= EXERCISE BRIEF =
Retype the material in full, keeping every word the same.

□ □ □

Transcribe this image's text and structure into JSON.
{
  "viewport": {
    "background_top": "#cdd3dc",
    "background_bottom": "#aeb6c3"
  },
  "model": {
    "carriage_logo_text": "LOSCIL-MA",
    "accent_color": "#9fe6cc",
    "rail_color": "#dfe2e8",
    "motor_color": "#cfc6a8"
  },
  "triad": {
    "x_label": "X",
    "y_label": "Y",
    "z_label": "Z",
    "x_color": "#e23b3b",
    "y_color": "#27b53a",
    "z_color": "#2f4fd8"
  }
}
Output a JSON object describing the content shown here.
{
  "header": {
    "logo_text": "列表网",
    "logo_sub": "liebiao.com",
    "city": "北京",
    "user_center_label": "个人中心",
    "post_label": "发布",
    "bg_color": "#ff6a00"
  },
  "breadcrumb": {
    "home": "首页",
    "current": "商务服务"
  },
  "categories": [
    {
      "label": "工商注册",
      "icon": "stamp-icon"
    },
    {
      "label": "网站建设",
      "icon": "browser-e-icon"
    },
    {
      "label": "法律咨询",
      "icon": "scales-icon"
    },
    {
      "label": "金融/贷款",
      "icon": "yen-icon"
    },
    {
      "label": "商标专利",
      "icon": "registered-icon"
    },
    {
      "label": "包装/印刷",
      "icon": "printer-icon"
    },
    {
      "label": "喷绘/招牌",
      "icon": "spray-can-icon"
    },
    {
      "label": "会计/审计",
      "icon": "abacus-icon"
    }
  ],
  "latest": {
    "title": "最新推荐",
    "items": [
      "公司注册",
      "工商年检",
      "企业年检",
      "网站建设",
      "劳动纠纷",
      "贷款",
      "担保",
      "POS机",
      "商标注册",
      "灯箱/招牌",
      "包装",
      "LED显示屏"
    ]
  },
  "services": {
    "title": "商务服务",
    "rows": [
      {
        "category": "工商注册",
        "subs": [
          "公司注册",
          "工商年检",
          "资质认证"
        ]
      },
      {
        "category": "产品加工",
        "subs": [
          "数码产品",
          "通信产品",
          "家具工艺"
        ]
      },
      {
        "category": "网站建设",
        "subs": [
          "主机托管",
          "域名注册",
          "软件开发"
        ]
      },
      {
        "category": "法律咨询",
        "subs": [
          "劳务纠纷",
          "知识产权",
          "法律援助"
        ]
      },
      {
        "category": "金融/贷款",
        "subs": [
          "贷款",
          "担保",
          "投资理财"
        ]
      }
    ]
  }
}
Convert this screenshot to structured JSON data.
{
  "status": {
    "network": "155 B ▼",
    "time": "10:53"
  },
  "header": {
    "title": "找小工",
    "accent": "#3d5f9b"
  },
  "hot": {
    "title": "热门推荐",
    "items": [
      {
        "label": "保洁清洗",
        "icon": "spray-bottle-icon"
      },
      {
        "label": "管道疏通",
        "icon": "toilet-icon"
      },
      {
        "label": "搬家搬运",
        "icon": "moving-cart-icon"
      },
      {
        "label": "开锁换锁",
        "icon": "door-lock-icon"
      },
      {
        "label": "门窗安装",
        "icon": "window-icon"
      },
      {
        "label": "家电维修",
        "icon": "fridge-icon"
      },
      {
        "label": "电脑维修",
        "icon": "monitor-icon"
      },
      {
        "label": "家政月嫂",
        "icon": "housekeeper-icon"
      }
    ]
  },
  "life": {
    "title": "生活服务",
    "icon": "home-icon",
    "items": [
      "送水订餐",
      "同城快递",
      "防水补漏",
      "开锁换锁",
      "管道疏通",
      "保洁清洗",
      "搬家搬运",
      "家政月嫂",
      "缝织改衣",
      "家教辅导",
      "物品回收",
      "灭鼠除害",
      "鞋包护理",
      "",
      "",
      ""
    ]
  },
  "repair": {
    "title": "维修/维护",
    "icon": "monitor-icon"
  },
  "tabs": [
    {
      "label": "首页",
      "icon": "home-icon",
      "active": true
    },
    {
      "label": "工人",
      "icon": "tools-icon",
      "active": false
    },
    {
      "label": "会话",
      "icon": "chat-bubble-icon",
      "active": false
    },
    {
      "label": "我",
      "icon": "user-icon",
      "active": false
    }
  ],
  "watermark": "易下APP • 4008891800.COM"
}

□ □ □

= EXERCISE RESULT =
Transcribe this image's text and structure into JSON.
{
  "viewport": {
    "background_top": "#cdd3dc",
    "background_bottom": "#aeb6c3"
  },
  "model": {
    "carriage_logo_text": "LOSCIL-MA",
    "accent_color": "#9fe6cc",
    "rail_color": "#dfe2e8",
    "motor_color": "#cfc6a8"
  },
  "triad": {
    "x_label": "X",
    "y_label": "Y",
    "z_label": "Z",
    "x_color": "#e23b3b",
    "y_color": "#27b53a",
    "z_color": "#2f4fd8"
  }
}
Output a JSON object describing the content shown here.
{
  "header": {
    "logo_text": "列表网",
    "logo_sub": "liebiao.com",
    "city": "北京",
    "user_center_label": "个人中心",
    "post_label": "发布",
    "bg_color": "#ff6a00"
  },
  "breadcrumb": {
    "home": "首页",
    "current": "商务服务"
  },
  "categories": [
    {
      "label": "工商注册",
      "icon": "stamp-icon"
    },
    {
      "label": "网站建设",
      "icon": "browser-e-icon"
    },
    {
      "label": "法律咨询",
      "icon": "scales-icon"
    },
    {
      "label": "金融/贷款",
      "icon": "yen-icon"
    },
    {
      "label": "商标专利",
      "icon": "registered-icon"
    },
    {
      "label": "包装/印刷",
      "icon": "printer-icon"
    },
    {
      "label": "喷绘/招牌",
      "icon": "spray-can-icon"
    },
    {
      "label": "会计/审计",
      "icon": "abacus-icon"
    }
  ],
  "latest": {
    "title": "最新推荐",
    "items": [
      "公司注册",
      "工商年检",
      "企业年检",
      "网站建设",
      "劳动纠纷",
      "贷款",
      "担保",
      "POS机",
      "商标注册",
      "灯箱/招牌",
      "包装",
      "LED显示屏"
    ]
  },
  "services": {
    "title": "商务服务",
    "rows": [
      {
        "category": "工商注册",
        "subs": [
          "公司注册",
          "工商年检",
          "资质认证"
        ]
      },
      {
        "category": "产品加工",
        "subs": [
          "数码产品",
          "通信产品",
          "家具工艺"
        ]
      },
      {
        "category": "网站建设",
        "subs": [
          "主机托管",
          "域名注册",
          "软件开发"
        ]
      },
      {
        "category": "法律咨询",
        "subs": [
          "劳务纠纷",
          "知识产权",
          "法律援助"
        ]
      },
      {
        "category": "金融/贷款",
        "subs": [
          "贷款",
          "担保",
          "投资理财"
        ]
      }
    ]
  }
}
Convert this screenshot to structured JSON data.
{
  "status": {
    "network": "155 B ▼",
    "time": "10:53"
  },
  "header": {
    "title": "找小工",
    "accent": "#3d5f9b"
  },
  "hot": {
    "title": "热门推荐",
    "items": [
      {
        "label": "保洁清洗",
        "icon": "spray-bottle-icon"
      },
      {
        "label": "管道疏通",
        "icon": "toilet-icon"
      },
      {
        "label": "搬家搬运",
        "icon": "moving-cart-icon"
      },
      {
        "label": "开锁换锁",
        "icon": "door-lock-icon"
      },
      {
        "label": "门窗安装",
        "icon": "window-icon"
      },
      {
        "label": "家电维修",
        "icon": "fridge-icon"
      },
      {
        "label": "电脑维修",
        "icon": "monitor-icon"
      },
      {
        "label": "家政月嫂",
        "icon": "housekeeper-icon"
      }
    ]
  },
  "life": {
    "title": "生活服务",
    "icon": "home-icon",
    "items": [
      "送水订餐",
      "同城快递",
      "防水补漏",
      "开锁换锁",
      "管道疏通",
      "保洁清洗",
      "搬家搬运",
      "家政月嫂",
      "缝织改衣",
      "家教辅导",
      "物品回收",
      "灭鼠除害",
      "鞋包护理",
      "",
      "",
      ""
    ]
  },
  "repair": {
    "title": "维修/维护",
    "icon": "monitor-icon"
  },
  "tabs": [
    {
      "label": "首页",
      "icon": "home-icon",
      "active": true
    },
    {
      "label": "工人",
      "icon": "tools-icon",
      "active": false
    },
    {
      "label": "会话",
      "icon": "chat-bubble-icon",
      "active": false
    },
    {
      "label": "我",
      "icon": "user-icon",
      "active": false
    }
  ],
  "watermark": "易下APP • 4008891800.COM"
}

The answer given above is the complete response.